_AIM_.
Can you retype every record below exactly as written?

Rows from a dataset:
+ + + + + + +

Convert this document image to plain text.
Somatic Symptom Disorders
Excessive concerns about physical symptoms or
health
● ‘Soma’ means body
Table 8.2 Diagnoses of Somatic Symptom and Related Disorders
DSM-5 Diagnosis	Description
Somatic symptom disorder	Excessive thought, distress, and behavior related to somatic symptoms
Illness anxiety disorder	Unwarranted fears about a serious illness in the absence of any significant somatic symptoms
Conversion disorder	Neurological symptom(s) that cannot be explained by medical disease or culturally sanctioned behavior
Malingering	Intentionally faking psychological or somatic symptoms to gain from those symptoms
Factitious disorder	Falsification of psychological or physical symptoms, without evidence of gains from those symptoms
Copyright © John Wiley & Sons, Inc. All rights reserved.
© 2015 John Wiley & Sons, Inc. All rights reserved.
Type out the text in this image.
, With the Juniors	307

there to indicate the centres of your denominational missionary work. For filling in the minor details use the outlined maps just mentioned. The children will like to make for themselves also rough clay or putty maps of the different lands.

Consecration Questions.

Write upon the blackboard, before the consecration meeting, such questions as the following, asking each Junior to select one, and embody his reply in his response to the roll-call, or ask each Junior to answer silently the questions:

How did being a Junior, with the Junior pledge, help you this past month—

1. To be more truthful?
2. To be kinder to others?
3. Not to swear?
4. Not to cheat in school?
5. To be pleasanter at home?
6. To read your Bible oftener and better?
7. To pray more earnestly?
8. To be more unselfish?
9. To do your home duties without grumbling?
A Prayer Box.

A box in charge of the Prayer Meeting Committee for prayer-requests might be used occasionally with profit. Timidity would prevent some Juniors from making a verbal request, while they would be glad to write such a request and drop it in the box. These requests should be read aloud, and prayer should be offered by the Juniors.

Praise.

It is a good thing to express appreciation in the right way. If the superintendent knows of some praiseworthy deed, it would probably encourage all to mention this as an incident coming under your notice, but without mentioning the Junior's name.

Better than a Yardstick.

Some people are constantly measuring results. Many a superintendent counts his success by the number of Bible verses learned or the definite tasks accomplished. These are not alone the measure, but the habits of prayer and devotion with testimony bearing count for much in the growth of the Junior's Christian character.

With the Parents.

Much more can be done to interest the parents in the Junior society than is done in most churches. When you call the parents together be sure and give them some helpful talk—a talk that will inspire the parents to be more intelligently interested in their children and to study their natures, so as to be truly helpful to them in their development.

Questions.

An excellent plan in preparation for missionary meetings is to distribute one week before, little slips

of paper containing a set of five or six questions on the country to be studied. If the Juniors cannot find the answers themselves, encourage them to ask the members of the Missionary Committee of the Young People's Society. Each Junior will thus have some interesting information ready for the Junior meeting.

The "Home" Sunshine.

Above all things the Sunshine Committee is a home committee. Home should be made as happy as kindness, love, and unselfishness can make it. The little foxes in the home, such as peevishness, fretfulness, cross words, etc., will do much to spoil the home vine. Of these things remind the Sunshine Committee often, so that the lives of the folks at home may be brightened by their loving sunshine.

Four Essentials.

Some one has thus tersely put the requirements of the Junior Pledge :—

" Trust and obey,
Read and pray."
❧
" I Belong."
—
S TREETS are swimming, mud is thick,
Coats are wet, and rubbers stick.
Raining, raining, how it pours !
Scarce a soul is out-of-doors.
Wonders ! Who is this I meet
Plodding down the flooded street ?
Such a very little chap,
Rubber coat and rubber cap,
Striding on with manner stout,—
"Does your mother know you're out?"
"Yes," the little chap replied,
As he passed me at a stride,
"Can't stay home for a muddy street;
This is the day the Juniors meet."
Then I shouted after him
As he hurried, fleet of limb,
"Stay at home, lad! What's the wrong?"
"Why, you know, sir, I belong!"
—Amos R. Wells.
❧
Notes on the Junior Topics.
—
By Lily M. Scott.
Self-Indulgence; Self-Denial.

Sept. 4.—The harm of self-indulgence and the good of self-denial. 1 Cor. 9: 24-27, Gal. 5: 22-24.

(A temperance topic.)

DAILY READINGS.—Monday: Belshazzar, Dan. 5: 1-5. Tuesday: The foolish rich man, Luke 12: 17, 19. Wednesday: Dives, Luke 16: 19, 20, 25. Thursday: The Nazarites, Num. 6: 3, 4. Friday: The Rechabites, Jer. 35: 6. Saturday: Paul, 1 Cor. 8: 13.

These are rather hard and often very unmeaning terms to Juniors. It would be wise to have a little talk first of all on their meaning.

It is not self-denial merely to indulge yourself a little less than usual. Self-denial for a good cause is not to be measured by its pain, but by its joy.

+ + + + + + +

_TASK RESPONSE_.
Convert this document image to plain text.
Somatic Symptom Disorders
Excessive concerns about physical symptoms or
health
● ‘Soma’ means body
Table 8.2 Diagnoses of Somatic Symptom and Related Disorders
DSM-5 Diagnosis	Description
Somatic symptom disorder	Excessive thought, distress, and behavior related to somatic symptoms
Illness anxiety disorder	Unwarranted fears about a serious illness in the absence of any significant somatic symptoms
Conversion disorder	Neurological symptom(s) that cannot be explained by medical disease or culturally sanctioned behavior
Malingering	Intentionally faking psychological or somatic symptoms to gain from those symptoms
Factitious disorder	Falsification of psychological or physical symptoms, without evidence of gains from those symptoms
Copyright © John Wiley & Sons, Inc. All rights reserved.
© 2015 John Wiley & Sons, Inc. All rights reserved.
Type out the text in this image.
, With the Juniors	307

there to indicate the centres of your denominational missionary work. For filling in the minor details use the outlined maps just mentioned. The children will like to make for themselves also rough clay or putty maps of the different lands.

Consecration Questions.

Write upon the blackboard, before the consecration meeting, such questions as the following, asking each Junior to select one, and embody his reply in his response to the roll-call, or ask each Junior to answer silently the questions:

How did being a Junior, with the Junior pledge, help you this past month—

1. To be more truthful?
2. To be kinder to others?
3. Not to swear?
4. Not to cheat in school?
5. To be pleasanter at home?
6. To read your Bible oftener and better?
7. To pray more earnestly?
8. To be more unselfish?
9. To do your home duties without grumbling?
A Prayer Box.

A box in charge of the Prayer Meeting Committee for prayer-requests might be used occasionally with profit. Timidity would prevent some Juniors from making a verbal request, while they would be glad to write such a request and drop it in the box. These requests should be read aloud, and prayer should be offered by the Juniors.

Praise.

It is a good thing to express appreciation in the right way. If the superintendent knows of some praiseworthy deed, it would probably encourage all to mention this as an incident coming under your notice, but without mentioning the Junior's name.

Better than a Yardstick.

Some people are constantly measuring results. Many a superintendent counts his success by the number of Bible verses learned or the definite tasks accomplished. These are not alone the measure, but the habits of prayer and devotion with testimony bearing count for much in the growth of the Junior's Christian character.

With the Parents.

Much more can be done to interest the parents in the Junior society than is done in most churches. When you call the parents together be sure and give them some helpful talk—a talk that will inspire the parents to be more intelligently interested in their children and to study their natures, so as to be truly helpful to them in their development.

Questions.

An excellent plan in preparation for missionary meetings is to distribute one week before, little slips

of paper containing a set of five or six questions on the country to be studied. If the Juniors cannot find the answers themselves, encourage them to ask the members of the Missionary Committee of the Young People's Society. Each Junior will thus have some interesting information ready for the Junior meeting.

The "Home" Sunshine.

Above all things the Sunshine Committee is a home committee. Home should be made as happy as kindness, love, and unselfishness can make it. The little foxes in the home, such as peevishness, fretfulness, cross words, etc., will do much to spoil the home vine. Of these things remind the Sunshine Committee often, so that the lives of the folks at home may be brightened by their loving sunshine.

Four Essentials.

Some one has thus tersely put the requirements of the Junior Pledge :—

" Trust and obey,
Read and pray."
❧
" I Belong."
—
S TREETS are swimming, mud is thick,
Coats are wet, and rubbers stick.
Raining, raining, how it pours !
Scarce a soul is out-of-doors.
Wonders ! Who is this I meet
Plodding down the flooded street ?
Such a very little chap,
Rubber coat and rubber cap,
Striding on with manner stout,—
"Does your mother know you're out?"
"Yes," the little chap replied,
As he passed me at a stride,
"Can't stay home for a muddy street;
This is the day the Juniors meet."
Then I shouted after him
As he hurried, fleet of limb,
"Stay at home, lad! What's the wrong?"
"Why, you know, sir, I belong!"
—Amos R. Wells.
❧
Notes on the Junior Topics.
—
By Lily M. Scott.
Self-Indulgence; Self-Denial.

Sept. 4.—The harm of self-indulgence and the good of self-denial. 1 Cor. 9: 24-27, Gal. 5: 22-24.

(A temperance topic.)

DAILY READINGS.—Monday: Belshazzar, Dan. 5: 1-5. Tuesday: The foolish rich man, Luke 12: 17, 19. Wednesday: Dives, Luke 16: 19, 20, 25. Thursday: The Nazarites, Num. 6: 3, 4. Friday: The Rechabites, Jer. 35: 6. Saturday: Paul, 1 Cor. 8: 13.

These are rather hard and often very unmeaning terms to Juniors. It would be wise to have a little talk first of all on their meaning.

It is not self-denial merely to indulge yourself a little less than usual. Self-denial for a good cause is not to be measured by its pain, but by its joy.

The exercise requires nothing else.